──────── Stored data ────────
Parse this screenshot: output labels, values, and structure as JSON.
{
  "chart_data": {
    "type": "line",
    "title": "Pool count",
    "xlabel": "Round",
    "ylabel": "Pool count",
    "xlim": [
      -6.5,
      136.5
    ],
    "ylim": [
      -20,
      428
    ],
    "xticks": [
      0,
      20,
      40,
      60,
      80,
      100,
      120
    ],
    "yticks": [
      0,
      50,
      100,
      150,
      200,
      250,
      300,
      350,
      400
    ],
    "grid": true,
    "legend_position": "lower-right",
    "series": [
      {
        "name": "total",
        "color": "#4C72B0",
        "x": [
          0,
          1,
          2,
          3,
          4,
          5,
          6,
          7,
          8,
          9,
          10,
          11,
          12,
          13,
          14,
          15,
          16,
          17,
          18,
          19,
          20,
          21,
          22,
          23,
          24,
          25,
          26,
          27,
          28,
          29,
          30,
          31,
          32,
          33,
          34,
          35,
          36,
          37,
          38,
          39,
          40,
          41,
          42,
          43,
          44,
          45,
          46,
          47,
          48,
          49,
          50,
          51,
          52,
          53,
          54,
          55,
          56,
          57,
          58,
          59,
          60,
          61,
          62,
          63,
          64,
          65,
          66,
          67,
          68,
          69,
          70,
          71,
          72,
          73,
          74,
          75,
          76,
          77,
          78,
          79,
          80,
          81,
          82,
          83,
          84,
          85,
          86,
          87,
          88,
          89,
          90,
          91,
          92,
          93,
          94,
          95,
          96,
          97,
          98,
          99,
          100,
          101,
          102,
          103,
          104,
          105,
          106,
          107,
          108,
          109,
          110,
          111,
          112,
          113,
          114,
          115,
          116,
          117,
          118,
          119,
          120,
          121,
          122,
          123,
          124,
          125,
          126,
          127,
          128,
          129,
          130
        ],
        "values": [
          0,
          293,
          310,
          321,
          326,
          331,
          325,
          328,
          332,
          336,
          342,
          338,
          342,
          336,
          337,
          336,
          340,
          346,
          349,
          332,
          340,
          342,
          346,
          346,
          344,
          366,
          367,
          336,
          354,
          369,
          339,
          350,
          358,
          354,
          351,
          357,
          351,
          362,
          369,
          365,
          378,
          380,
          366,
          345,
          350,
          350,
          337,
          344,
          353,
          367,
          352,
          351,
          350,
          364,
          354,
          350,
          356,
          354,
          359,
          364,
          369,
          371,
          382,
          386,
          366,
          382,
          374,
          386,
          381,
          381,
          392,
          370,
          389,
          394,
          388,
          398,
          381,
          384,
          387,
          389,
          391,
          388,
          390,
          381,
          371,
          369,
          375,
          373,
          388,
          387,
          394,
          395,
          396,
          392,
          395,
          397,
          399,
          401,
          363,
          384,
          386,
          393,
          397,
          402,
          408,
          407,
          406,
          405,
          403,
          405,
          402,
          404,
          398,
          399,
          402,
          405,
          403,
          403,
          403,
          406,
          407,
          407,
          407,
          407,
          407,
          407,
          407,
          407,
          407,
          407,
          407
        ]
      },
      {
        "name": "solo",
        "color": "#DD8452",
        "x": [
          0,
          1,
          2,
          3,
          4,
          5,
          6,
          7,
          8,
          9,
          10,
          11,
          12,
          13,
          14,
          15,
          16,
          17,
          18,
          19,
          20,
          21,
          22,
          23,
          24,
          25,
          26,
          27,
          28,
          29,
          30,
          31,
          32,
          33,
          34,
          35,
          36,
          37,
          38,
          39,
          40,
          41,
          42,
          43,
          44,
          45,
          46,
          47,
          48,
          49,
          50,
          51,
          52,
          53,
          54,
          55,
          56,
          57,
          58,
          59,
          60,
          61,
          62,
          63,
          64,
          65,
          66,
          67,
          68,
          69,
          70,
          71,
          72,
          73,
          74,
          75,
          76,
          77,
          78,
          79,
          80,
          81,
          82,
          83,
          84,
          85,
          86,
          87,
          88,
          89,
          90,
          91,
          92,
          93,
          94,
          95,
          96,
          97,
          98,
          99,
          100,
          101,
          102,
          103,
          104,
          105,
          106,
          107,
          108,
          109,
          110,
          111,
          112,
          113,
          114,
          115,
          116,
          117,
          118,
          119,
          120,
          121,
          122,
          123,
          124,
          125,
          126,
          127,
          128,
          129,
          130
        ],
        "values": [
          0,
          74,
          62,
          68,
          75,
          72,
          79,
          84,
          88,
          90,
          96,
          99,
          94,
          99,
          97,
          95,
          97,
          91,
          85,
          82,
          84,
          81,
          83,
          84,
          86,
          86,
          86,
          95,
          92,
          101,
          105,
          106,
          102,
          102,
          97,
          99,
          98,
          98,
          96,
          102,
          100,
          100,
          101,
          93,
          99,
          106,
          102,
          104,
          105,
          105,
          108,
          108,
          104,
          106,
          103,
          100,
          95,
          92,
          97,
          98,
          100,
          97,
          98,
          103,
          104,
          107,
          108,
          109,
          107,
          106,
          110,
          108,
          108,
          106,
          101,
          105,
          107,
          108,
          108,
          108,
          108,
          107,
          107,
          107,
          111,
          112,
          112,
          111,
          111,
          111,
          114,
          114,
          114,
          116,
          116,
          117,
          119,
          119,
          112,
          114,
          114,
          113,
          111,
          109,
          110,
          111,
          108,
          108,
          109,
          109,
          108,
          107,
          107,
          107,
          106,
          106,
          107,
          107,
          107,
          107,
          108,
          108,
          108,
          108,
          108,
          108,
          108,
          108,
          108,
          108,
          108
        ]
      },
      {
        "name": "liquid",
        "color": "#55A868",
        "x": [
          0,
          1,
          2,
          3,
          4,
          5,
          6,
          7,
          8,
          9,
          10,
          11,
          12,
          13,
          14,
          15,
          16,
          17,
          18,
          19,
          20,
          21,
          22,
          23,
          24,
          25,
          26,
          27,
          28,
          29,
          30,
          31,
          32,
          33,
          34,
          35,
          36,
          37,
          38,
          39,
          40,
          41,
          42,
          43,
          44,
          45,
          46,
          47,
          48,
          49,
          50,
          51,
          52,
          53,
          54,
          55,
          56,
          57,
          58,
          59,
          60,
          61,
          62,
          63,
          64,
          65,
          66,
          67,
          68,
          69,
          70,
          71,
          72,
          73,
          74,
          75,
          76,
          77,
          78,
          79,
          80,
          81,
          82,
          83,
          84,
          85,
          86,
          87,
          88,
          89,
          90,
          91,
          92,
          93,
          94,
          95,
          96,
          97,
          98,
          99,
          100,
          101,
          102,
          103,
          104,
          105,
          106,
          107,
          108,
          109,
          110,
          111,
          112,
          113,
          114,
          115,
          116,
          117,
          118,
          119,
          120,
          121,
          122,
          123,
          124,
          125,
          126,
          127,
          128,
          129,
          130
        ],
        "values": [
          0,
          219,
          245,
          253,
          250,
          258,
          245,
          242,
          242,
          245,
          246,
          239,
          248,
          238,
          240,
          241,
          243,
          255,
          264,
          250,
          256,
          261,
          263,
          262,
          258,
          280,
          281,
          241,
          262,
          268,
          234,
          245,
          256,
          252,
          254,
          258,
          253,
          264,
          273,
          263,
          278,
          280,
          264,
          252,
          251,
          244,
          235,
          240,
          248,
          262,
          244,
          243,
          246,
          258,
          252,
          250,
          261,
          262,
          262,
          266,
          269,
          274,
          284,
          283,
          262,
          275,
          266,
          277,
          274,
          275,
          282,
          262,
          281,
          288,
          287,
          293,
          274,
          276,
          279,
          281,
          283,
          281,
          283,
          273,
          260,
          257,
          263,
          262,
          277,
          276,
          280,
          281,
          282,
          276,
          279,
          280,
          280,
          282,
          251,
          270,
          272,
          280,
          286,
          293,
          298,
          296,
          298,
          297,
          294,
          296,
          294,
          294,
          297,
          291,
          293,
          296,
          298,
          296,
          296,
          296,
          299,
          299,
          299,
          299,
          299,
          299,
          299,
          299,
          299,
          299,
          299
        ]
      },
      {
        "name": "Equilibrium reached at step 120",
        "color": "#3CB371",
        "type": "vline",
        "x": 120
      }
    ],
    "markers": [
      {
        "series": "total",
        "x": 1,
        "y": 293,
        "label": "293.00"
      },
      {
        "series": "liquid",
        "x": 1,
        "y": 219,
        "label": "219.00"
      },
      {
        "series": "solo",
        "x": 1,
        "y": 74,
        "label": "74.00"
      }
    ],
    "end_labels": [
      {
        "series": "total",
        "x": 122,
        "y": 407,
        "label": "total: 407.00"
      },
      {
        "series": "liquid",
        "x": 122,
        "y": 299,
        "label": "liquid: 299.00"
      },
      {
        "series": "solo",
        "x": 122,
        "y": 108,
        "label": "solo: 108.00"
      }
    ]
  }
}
────────
• [Problem statement]: Go through the records above and copy every line with the word "color".

• [Final result]:
        "color": "#4C72B0",
        "color": "#DD8452",
        "color": "#55A868",
        "color": "#3CB371",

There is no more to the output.